**Set task**
Extract every line where the string "applications" appears.

_ _ _ _

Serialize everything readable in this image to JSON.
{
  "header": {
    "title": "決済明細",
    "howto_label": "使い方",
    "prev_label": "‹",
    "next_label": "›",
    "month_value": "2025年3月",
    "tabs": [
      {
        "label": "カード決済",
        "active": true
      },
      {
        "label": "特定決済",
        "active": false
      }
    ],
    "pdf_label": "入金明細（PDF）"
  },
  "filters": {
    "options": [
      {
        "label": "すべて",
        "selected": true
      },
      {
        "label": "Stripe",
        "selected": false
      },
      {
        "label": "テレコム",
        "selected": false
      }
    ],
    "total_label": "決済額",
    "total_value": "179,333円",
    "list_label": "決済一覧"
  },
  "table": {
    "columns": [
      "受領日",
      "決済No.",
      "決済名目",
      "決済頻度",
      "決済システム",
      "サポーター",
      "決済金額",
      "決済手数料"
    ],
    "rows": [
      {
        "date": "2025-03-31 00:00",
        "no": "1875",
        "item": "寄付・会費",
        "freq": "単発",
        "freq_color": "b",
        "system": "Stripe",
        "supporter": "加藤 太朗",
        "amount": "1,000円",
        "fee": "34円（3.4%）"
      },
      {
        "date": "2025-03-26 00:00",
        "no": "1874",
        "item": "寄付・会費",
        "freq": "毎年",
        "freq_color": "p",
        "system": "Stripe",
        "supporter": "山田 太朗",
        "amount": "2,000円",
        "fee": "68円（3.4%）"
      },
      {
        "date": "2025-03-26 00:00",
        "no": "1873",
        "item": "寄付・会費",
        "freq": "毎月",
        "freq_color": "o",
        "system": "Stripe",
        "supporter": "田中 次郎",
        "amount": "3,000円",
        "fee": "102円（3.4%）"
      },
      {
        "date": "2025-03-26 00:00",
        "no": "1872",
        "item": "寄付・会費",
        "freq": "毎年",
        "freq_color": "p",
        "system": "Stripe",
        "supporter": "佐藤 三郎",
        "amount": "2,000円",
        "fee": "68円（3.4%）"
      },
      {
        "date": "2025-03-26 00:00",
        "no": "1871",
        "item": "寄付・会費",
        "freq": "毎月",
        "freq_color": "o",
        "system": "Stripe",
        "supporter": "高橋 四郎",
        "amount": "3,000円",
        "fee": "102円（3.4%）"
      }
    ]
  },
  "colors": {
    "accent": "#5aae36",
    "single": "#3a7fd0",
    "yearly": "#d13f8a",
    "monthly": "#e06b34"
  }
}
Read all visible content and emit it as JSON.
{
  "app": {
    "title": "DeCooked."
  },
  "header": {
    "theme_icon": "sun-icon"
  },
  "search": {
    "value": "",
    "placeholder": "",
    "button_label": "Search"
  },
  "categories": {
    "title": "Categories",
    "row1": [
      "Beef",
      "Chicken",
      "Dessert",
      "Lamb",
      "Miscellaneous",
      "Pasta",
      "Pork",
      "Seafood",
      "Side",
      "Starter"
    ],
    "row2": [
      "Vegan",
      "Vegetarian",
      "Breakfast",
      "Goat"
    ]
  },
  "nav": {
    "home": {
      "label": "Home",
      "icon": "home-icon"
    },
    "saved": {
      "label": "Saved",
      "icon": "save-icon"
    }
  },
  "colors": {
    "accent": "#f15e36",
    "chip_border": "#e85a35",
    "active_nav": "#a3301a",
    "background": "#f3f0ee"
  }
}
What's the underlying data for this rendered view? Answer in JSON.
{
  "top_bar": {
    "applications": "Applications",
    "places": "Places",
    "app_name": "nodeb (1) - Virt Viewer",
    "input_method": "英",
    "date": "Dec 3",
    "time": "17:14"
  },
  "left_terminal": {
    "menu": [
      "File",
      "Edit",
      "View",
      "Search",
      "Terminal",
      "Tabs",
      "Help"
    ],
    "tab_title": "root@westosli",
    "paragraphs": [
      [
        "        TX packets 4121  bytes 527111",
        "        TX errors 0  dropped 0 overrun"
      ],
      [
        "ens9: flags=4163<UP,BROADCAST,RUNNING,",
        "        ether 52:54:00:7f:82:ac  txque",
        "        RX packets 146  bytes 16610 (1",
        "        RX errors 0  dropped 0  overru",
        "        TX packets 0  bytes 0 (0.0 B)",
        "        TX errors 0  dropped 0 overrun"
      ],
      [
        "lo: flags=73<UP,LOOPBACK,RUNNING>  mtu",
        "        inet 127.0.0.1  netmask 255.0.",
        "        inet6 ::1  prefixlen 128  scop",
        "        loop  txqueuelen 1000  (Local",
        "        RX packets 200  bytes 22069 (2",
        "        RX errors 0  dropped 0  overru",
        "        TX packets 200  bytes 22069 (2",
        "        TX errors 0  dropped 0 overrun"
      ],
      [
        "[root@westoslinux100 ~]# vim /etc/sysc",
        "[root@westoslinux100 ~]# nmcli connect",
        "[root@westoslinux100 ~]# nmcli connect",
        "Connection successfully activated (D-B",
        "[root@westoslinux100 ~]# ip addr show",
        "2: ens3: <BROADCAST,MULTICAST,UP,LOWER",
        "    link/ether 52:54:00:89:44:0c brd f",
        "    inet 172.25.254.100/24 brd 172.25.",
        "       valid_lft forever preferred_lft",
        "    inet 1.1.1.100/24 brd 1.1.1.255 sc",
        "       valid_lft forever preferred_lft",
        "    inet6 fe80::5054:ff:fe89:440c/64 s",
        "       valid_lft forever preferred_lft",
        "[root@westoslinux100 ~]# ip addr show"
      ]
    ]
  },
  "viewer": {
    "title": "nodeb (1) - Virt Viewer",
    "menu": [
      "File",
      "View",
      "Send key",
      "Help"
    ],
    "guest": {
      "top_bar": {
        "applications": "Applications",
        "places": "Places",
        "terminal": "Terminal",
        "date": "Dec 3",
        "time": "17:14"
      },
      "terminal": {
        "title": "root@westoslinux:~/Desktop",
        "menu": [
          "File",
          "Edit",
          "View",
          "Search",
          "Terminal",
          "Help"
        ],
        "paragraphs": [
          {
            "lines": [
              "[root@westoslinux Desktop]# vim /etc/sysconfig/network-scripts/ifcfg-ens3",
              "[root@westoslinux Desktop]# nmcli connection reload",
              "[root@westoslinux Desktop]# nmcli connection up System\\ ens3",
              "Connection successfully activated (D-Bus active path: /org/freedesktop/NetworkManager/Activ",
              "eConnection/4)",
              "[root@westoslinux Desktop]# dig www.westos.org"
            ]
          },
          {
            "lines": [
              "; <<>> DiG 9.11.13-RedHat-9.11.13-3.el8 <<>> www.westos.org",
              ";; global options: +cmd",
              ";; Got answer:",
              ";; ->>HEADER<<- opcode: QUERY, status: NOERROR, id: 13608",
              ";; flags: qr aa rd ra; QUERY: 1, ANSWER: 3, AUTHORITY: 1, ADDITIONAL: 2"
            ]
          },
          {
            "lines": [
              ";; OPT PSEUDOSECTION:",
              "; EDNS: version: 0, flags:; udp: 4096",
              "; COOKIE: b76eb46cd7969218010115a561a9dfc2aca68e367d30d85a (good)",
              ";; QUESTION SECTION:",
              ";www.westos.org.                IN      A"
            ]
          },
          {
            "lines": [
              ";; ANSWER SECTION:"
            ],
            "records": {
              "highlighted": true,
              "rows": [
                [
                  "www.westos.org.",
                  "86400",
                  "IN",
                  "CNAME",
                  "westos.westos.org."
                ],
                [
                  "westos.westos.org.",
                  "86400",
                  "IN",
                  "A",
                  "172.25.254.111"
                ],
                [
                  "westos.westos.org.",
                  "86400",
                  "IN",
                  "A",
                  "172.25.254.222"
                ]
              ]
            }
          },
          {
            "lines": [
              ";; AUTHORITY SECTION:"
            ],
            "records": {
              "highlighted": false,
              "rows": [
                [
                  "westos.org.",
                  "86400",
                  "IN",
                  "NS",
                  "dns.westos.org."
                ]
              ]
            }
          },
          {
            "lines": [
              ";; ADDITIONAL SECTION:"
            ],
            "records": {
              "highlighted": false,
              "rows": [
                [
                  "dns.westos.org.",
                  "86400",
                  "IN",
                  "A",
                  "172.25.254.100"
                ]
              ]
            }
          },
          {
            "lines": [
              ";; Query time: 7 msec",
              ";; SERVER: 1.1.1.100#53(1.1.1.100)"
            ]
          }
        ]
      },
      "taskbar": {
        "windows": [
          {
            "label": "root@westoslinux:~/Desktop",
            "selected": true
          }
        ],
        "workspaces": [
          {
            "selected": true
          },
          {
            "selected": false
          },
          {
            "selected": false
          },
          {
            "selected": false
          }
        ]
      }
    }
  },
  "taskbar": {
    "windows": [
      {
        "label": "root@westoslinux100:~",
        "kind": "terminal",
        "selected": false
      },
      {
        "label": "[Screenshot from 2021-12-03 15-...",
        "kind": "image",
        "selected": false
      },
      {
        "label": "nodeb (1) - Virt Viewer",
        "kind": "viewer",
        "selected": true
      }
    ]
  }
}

_ _ _ _

**Output below**
    "applications": "Applications",
        "applications": "Applications",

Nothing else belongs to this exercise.